Work instructions = Quote every line of the data below as it stands, omitting pictures.

The data =
>> begin

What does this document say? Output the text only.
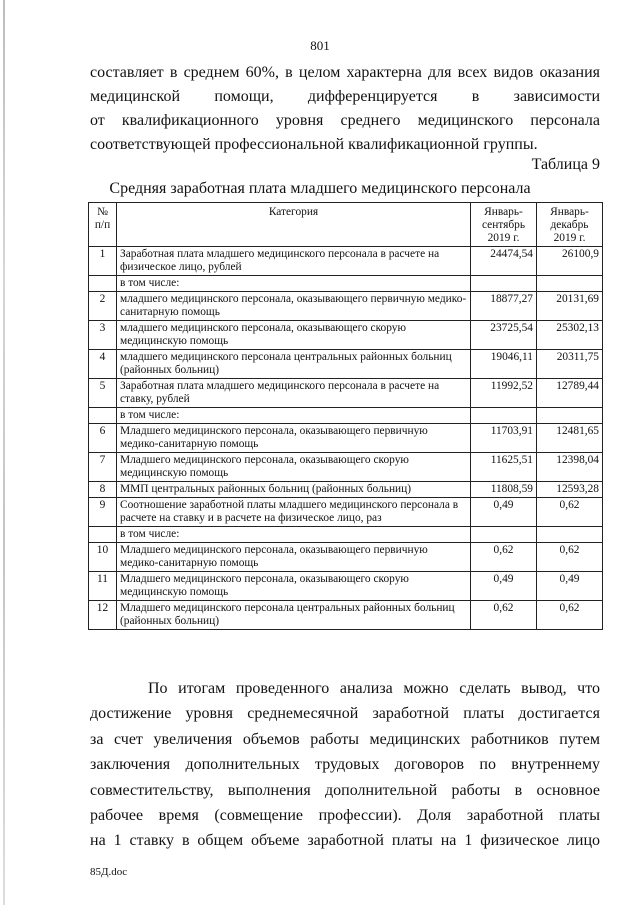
801
составляет в среднем 60%, в целом характерна для всех видов оказания
медицинской помощи, дифференцируется в зависимости
от квалификационного уровня среднего медицинского персонала
соответствующей профессиональной квалификационной группы.
Таблица 9
Средняя заработная плата младшего медицинского персонала
№ п/п	Категория	Январь-сентябрь 2019 г.	Январь-декабрь 2019 г.
1	Заработная плата младшего медицинского персонала в расчете на физическое лицо, рублей	24474,54	26100,9
	в том числе:		
2	младшего медицинского персонала, оказывающего первичную медико-санитарную помощь	18877,27	20131,69
3	младшего медицинского персонала, оказывающего скорую медицинскую помощь	23725,54	25302,13
4	младшего медицинского персонала центральных районных больниц (районных больниц)	19046,11	20311,75
5	Заработная плата младшего медицинского персонала в расчете на ставку, рублей	11992,52	12789,44
	в том числе:		
6	Младшего медицинского персонала, оказывающего первичную медико-санитарную помощь	11703,91	12481,65
7	Младшего медицинского персонала, оказывающего скорую медицинскую помощь	11625,51	12398,04
8	ММП центральных районных больниц (районных больниц)	11808,59	12593,28
9	Соотношение заработной платы младшего медицинского персонала в расчете на ставку и в расчете на физическое лицо, раз	0,49	0,62
	в том числе:		
10	Младшего медицинского персонала, оказывающего первичную медико-санитарную помощь	0,62	0,62
11	Младшего медицинского персонала, оказывающего скорую медицинскую помощь	0,49	0,49
12	Младшего медицинского персонала центральных районных больниц (районных больниц)	0,62	0,62
По итогам проведенного анализа можно сделать вывод, что
достижение уровня среднемесячной заработной платы достигается
за счет увеличения объемов работы медицинских работников путем
заключения дополнительных трудовых договоров по внутреннему
совместительству, выполнения дополнительной работы в основное
рабочее время (совмещение профессии). Доля заработной платы
на 1 ставку в общем объеме заработной платы на 1 физическое лицо
85Д.doc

>> end

Exercise result =
What does this document say? Output the text only.
801
составляет в среднем 60%, в целом характерна для всех видов оказания
медицинской помощи, дифференцируется в зависимости
от квалификационного уровня среднего медицинского персонала
соответствующей профессиональной квалификационной группы.
Таблица 9
Средняя заработная плата младшего медицинского персонала
№ п/п	Категория	Январь-сентябрь 2019 г.	Январь-декабрь 2019 г.
1	Заработная плата младшего медицинского персонала в расчете на физическое лицо, рублей	24474,54	26100,9
	в том числе:		
2	младшего медицинского персонала, оказывающего первичную медико-санитарную помощь	18877,27	20131,69
3	младшего медицинского персонала, оказывающего скорую медицинскую помощь	23725,54	25302,13
4	младшего медицинского персонала центральных районных больниц (районных больниц)	19046,11	20311,75
5	Заработная плата младшего медицинского персонала в расчете на ставку, рублей	11992,52	12789,44
	в том числе:		
6	Младшего медицинского персонала, оказывающего первичную медико-санитарную помощь	11703,91	12481,65
7	Младшего медицинского персонала, оказывающего скорую медицинскую помощь	11625,51	12398,04
8	ММП центральных районных больниц (районных больниц)	11808,59	12593,28
9	Соотношение заработной платы младшего медицинского персонала в расчете на ставку и в расчете на физическое лицо, раз	0,49	0,62
	в том числе:		
10	Младшего медицинского персонала, оказывающего первичную медико-санитарную помощь	0,62	0,62
11	Младшего медицинского персонала, оказывающего скорую медицинскую помощь	0,49	0,49
12	Младшего медицинского персонала центральных районных больниц (районных больниц)	0,62	0,62
По итогам проведенного анализа можно сделать вывод, что
достижение уровня среднемесячной заработной платы достигается
за счет увеличения объемов работы медицинских работников путем
заключения дополнительных трудовых договоров по внутреннему
совместительству, выполнения дополнительной работы в основное
рабочее время (совмещение профессии). Доля заработной платы
на 1 ставку в общем объеме заработной платы на 1 физическое лицо
85Д.doc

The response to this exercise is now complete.